Return the listing below in full, with every line exactly as it is.

(Records from a collection of figures)
----------------
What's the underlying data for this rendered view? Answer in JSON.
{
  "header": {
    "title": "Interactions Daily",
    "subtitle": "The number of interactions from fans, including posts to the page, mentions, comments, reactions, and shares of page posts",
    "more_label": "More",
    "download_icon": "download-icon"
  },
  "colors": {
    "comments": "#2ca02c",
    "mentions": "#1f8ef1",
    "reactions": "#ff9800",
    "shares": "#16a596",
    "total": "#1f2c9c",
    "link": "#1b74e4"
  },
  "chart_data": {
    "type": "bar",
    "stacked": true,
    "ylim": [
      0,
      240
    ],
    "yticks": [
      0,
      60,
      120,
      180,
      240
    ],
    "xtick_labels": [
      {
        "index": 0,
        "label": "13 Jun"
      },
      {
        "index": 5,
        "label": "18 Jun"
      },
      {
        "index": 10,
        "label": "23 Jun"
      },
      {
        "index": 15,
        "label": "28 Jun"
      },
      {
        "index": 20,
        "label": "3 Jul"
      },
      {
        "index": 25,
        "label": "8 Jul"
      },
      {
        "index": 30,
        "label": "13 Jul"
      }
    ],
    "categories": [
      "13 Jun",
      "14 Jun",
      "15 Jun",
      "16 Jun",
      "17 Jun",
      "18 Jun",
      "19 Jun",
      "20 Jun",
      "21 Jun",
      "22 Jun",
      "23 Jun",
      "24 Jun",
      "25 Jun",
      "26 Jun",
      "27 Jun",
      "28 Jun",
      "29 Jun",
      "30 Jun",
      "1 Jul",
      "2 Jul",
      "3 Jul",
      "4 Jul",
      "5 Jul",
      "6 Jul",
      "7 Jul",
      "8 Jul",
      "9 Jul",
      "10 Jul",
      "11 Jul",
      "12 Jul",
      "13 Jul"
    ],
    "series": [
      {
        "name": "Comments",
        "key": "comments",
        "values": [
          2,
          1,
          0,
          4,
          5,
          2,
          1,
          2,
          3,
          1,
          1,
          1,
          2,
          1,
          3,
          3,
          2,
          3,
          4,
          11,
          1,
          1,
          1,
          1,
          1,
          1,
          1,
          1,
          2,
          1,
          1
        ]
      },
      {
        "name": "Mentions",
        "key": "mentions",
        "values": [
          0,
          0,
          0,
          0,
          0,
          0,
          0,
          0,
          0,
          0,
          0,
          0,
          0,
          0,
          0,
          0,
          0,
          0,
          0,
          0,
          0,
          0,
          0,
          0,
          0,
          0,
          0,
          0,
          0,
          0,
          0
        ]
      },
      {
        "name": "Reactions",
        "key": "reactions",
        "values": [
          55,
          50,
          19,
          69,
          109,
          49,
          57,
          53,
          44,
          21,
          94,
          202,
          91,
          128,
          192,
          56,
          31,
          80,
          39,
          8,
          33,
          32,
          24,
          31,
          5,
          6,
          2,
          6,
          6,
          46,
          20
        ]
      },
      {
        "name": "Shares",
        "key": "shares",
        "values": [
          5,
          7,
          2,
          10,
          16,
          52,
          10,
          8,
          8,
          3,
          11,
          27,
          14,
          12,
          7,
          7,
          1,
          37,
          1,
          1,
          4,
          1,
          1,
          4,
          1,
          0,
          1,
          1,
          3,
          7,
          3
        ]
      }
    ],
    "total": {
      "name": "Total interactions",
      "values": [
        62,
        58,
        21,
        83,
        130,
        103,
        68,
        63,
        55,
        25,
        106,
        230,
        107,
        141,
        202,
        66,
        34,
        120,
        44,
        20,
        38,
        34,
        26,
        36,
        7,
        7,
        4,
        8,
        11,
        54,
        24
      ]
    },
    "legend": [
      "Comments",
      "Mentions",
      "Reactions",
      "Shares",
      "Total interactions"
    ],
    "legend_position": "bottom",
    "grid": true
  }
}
----------------
## WRITTEN REPLY:
What's the underlying data for this rendered view? Answer in JSON.
{
  "header": {
    "title": "Interactions Daily",
    "subtitle": "The number of interactions from fans, including posts to the page, mentions, comments, reactions, and shares of page posts",
    "more_label": "More",
    "download_icon": "download-icon"
  },
  "colors": {
    "comments": "#2ca02c",
    "mentions": "#1f8ef1",
    "reactions": "#ff9800",
    "shares": "#16a596",
    "total": "#1f2c9c",
    "link": "#1b74e4"
  },
  "chart_data": {
    "type": "bar",
    "stacked": true,
    "ylim": [
      0,
      240
    ],
    "yticks": [
      0,
      60,
      120,
      180,
      240
    ],
    "xtick_labels": [
      {
        "index": 0,
        "label": "13 Jun"
      },
      {
        "index": 5,
        "label": "18 Jun"
      },
      {
        "index": 10,
        "label": "23 Jun"
      },
      {
        "index": 15,
        "label": "28 Jun"
      },
      {
        "index": 20,
        "label": "3 Jul"
      },
      {
        "index": 25,
        "label": "8 Jul"
      },
      {
        "index": 30,
        "label": "13 Jul"
      }
    ],
    "categories": [
      "13 Jun",
      "14 Jun",
      "15 Jun",
      "16 Jun",
      "17 Jun",
      "18 Jun",
      "19 Jun",
      "20 Jun",
      "21 Jun",
      "22 Jun",
      "23 Jun",
      "24 Jun",
      "25 Jun",
      "26 Jun",
      "27 Jun",
      "28 Jun",
      "29 Jun",
      "30 Jun",
      "1 Jul",
      "2 Jul",
      "3 Jul",
      "4 Jul",
      "5 Jul",
      "6 Jul",
      "7 Jul",
      "8 Jul",
      "9 Jul",
      "10 Jul",
      "11 Jul",
      "12 Jul",
      "13 Jul"
    ],
    "series": [
      {
        "name": "Comments",
        "key": "comments",
        "values": [
          2,
          1,
          0,
          4,
          5,
          2,
          1,
          2,
          3,
          1,
          1,
          1,
          2,
          1,
          3,
          3,
          2,
          3,
          4,
          11,
          1,
          1,
          1,
          1,
          1,
          1,
          1,
          1,
          2,
          1,
          1
        ]
      },
      {
        "name": "Mentions",
        "key": "mentions",
        "values": [
          0,
          0,
          0,
          0,
          0,
          0,
          0,
          0,
          0,
          0,
          0,
          0,
          0,
          0,
          0,
          0,
          0,
          0,
          0,
          0,
          0,
          0,
          0,
          0,
          0,
          0,
          0,
          0,
          0,
          0,
          0
        ]
      },
      {
        "name": "Reactions",
        "key": "reactions",
        "values": [
          55,
          50,
          19,
          69,
          109,
          49,
          57,
          53,
          44,
          21,
          94,
          202,
          91,
          128,
          192,
          56,
          31,
          80,
          39,
          8,
          33,
          32,
          24,
          31,
          5,
          6,
          2,
          6,
          6,
          46,
          20
        ]
      },
      {
        "name": "Shares",
        "key": "shares",
        "values": [
          5,
          7,
          2,
          10,
          16,
          52,
          10,
          8,
          8,
          3,
          11,
          27,
          14,
          12,
          7,
          7,
          1,
          37,
          1,
          1,
          4,
          1,
          1,
          4,
          1,
          0,
          1,
          1,
          3,
          7,
          3
        ]
      }
    ],
    "total": {
      "name": "Total interactions",
      "values": [
        62,
        58,
        21,
        83,
        130,
        103,
        68,
        63,
        55,
        25,
        106,
        230,
        107,
        141,
        202,
        66,
        34,
        120,
        44,
        20,
        38,
        34,
        26,
        36,
        7,
        7,
        4,
        8,
        11,
        54,
        24
      ]
    },
    "legend": [
      "Comments",
      "Mentions",
      "Reactions",
      "Shares",
      "Total interactions"
    ],
    "legend_position": "bottom",
    "grid": true
  }
}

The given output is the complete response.